Collection entries:
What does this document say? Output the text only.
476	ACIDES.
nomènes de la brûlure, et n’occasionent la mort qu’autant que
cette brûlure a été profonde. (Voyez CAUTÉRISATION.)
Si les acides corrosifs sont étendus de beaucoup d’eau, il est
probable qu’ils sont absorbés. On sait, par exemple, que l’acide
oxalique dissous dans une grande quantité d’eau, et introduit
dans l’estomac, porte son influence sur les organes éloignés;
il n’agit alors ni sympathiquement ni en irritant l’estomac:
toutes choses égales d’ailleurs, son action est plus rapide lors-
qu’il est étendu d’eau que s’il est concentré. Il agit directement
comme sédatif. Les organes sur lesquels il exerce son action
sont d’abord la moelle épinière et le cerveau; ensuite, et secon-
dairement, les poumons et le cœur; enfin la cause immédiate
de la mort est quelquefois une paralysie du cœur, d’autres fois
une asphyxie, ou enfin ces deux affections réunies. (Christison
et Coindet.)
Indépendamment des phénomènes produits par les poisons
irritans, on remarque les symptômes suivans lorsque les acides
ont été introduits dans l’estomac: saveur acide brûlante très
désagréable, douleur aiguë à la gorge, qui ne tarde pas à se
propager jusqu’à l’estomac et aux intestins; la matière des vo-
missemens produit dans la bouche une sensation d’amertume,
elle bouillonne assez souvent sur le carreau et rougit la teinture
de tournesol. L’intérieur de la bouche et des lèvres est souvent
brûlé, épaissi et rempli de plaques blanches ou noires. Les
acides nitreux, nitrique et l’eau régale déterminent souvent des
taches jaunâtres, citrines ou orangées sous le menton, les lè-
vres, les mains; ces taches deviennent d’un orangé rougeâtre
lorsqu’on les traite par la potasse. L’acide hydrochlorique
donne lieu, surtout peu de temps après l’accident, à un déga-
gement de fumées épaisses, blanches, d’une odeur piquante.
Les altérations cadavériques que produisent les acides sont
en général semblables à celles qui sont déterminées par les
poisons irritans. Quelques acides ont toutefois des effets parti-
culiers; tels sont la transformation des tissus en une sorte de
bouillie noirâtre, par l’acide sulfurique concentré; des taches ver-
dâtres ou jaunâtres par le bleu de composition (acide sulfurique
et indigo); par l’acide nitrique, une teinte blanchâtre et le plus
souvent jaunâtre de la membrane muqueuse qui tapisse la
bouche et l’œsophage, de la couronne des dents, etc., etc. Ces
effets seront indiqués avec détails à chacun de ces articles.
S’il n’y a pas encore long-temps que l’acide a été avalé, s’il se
...
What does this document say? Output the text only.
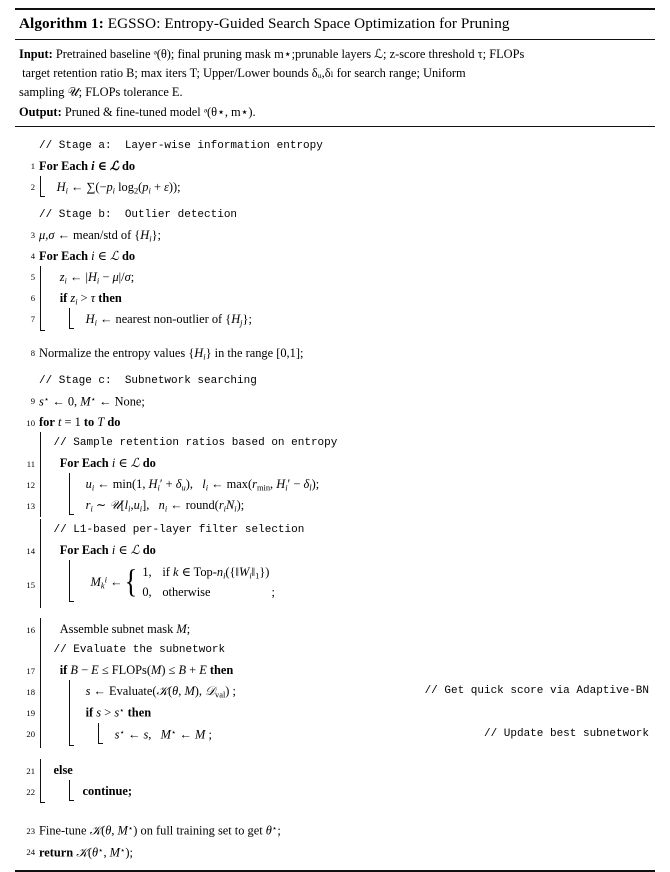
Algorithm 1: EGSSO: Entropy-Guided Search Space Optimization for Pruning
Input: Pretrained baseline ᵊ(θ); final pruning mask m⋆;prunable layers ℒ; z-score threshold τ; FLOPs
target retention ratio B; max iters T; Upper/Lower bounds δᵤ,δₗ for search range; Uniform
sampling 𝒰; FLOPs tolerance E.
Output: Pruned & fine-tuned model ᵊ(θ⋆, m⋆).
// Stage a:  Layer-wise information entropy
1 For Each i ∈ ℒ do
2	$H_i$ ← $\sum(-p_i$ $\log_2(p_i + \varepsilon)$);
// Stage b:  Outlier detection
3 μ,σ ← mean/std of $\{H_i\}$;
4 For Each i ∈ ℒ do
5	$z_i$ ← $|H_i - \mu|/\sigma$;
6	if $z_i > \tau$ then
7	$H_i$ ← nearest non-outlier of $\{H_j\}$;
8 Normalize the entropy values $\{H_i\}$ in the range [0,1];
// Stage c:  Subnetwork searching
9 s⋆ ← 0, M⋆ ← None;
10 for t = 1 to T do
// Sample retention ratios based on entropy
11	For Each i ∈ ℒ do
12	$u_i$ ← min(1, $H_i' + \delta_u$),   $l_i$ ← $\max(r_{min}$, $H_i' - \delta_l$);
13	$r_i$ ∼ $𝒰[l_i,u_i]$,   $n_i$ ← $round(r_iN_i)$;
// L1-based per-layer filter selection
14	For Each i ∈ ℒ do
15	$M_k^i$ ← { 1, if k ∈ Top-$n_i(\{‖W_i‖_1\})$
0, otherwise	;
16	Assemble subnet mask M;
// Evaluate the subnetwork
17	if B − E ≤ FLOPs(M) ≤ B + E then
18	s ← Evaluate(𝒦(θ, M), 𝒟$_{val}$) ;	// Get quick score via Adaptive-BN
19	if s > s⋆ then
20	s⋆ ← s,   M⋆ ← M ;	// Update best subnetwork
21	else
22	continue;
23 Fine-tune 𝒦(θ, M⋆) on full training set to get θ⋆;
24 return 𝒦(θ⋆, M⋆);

EXERCISE TASK:
Select, from the listing, all lines that include the word "retention".

RESULT BELOW:
target retention ratio B; max iters T; Upper/Lower bounds δᵤ,δₗ for search range; Uniform
// Sample retention ratios based on entropy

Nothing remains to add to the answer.